# [Aim]
Reproduce the lines of the material exactly, excluding every image.

# [Given data]

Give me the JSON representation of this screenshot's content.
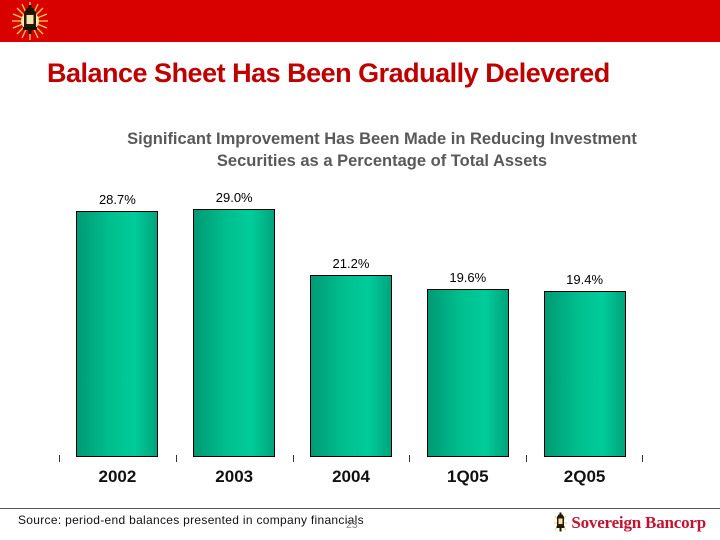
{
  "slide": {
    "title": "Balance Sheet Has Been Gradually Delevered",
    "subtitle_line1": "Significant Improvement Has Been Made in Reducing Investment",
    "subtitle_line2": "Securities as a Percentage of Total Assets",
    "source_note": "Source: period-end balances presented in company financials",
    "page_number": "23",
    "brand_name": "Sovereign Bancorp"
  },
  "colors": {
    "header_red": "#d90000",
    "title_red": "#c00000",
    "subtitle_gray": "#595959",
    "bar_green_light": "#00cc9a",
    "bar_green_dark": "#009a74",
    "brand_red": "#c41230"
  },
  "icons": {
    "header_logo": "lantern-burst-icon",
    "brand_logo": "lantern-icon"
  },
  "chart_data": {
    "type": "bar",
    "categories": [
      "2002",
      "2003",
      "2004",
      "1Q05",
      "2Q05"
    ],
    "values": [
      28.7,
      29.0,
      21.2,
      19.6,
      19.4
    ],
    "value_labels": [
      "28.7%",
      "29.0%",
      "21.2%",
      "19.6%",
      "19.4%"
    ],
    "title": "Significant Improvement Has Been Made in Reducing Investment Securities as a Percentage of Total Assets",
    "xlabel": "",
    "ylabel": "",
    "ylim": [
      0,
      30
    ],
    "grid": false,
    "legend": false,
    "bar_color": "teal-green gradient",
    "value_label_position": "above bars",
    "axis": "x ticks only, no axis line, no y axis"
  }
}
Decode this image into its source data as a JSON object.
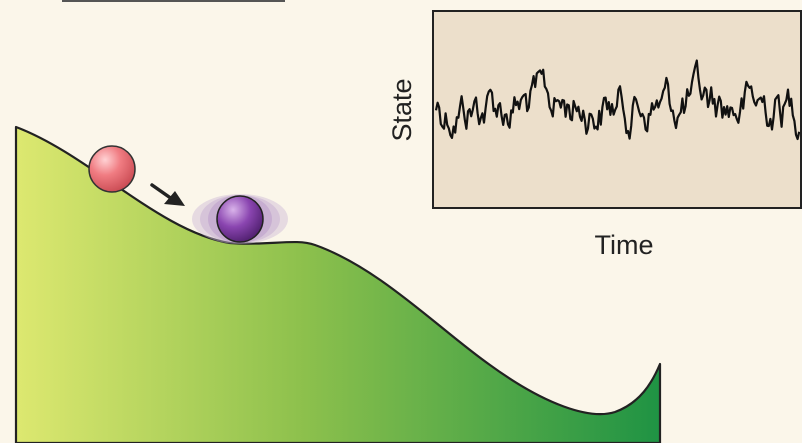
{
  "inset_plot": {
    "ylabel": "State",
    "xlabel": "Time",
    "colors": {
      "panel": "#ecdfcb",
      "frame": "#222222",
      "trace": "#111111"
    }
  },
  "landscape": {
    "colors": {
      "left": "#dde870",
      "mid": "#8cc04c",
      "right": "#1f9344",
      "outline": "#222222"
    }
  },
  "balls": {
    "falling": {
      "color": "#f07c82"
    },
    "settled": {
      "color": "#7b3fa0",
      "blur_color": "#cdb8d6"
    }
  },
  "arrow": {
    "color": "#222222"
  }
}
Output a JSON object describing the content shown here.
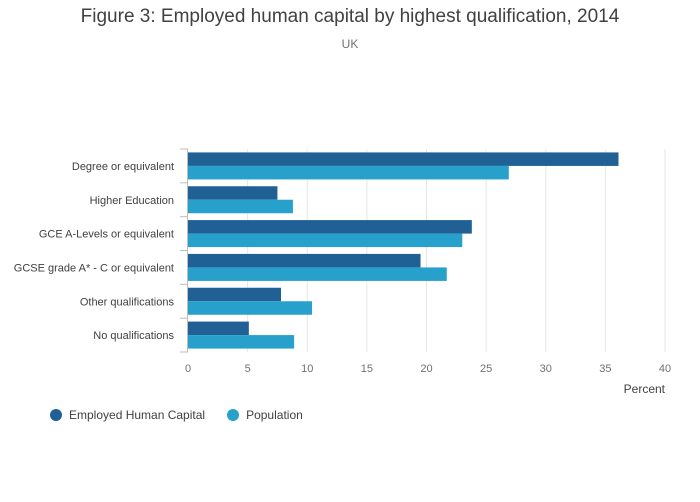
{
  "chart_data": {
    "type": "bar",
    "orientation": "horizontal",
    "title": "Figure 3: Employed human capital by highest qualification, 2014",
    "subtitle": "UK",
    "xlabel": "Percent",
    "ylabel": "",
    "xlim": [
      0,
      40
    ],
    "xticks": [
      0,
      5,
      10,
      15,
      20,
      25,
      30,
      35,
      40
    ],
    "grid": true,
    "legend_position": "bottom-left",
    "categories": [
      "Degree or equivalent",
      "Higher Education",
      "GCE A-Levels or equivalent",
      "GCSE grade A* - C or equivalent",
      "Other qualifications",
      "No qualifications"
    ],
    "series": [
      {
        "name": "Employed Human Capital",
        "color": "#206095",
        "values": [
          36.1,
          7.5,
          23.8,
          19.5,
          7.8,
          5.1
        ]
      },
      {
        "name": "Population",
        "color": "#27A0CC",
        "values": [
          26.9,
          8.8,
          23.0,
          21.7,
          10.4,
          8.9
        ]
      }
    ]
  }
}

# [Solution to this exercise]
Give me the JSON representation of this screenshot's content.
{
  "slide": {
    "title": "Balance Sheet Has Been Gradually Delevered",
    "subtitle_line1": "Significant Improvement Has Been Made in Reducing Investment",
    "subtitle_line2": "Securities as a Percentage of Total Assets",
    "source_note": "Source: period-end balances presented in company financials",
    "page_number": "23",
    "brand_name": "Sovereign Bancorp"
  },
  "colors": {
    "header_red": "#d90000",
    "title_red": "#c00000",
    "subtitle_gray": "#595959",
    "bar_green_light": "#00cc9a",
    "bar_green_dark": "#009a74",
    "brand_red": "#c41230"
  },
  "icons": {
    "header_logo": "lantern-burst-icon",
    "brand_logo": "lantern-icon"
  },
  "chart_data": {
    "type": "bar",
    "categories": [
      "2002",
      "2003",
      "2004",
      "1Q05",
      "2Q05"
    ],
    "values": [
      28.7,
      29.0,
      21.2,
      19.6,
      19.4
    ],
    "value_labels": [
      "28.7%",
      "29.0%",
      "21.2%",
      "19.6%",
      "19.4%"
    ],
    "title": "Significant Improvement Has Been Made in Reducing Investment Securities as a Percentage of Total Assets",
    "xlabel": "",
    "ylabel": "",
    "ylim": [
      0,
      30
    ],
    "grid": false,
    "legend": false,
    "bar_color": "teal-green gradient",
    "value_label_position": "above bars",
    "axis": "x ticks only, no axis line, no y axis"
  }
}
Decode this image into its source data as a JSON object.
{
  "inset_plot": {
    "ylabel": "State",
    "xlabel": "Time",
    "colors": {
      "panel": "#ecdfcb",
      "frame": "#222222",
      "trace": "#111111"
    }
  },
  "landscape": {
    "colors": {
      "left": "#dde870",
      "mid": "#8cc04c",
      "right": "#1f9344",
      "outline": "#222222"
    }
  },
  "balls": {
    "falling": {
      "color": "#f07c82"
    },
    "settled": {
      "color": "#7b3fa0",
      "blur_color": "#cdb8d6"
    }
  },
  "arrow": {
    "color": "#222222"
  }
}
Output a JSON object describing the content shown here.
{
  "chart_data": {
    "type": "bar",
    "orientation": "horizontal",
    "title": "Figure 3: Employed human capital by highest qualification, 2014",
    "subtitle": "UK",
    "xlabel": "Percent",
    "ylabel": "",
    "xlim": [
      0,
      40
    ],
    "xticks": [
      0,
      5,
      10,
      15,
      20,
      25,
      30,
      35,
      40
    ],
    "grid": true,
    "legend_position": "bottom-left",
    "categories": [
      "Degree or equivalent",
      "Higher Education",
      "GCE A-Levels or equivalent",
      "GCSE grade A* - C or equivalent",
      "Other qualifications",
      "No qualifications"
    ],
    "series": [
      {
        "name": "Employed Human Capital",
        "color": "#206095",
        "values": [
          36.1,
          7.5,
          23.8,
          19.5,
          7.8,
          5.1
        ]
      },
      {
        "name": "Population",
        "color": "#27A0CC",
        "values": [
          26.9,
          8.8,
          23.0,
          21.7,
          10.4,
          8.9
        ]
      }
    ]
  }
}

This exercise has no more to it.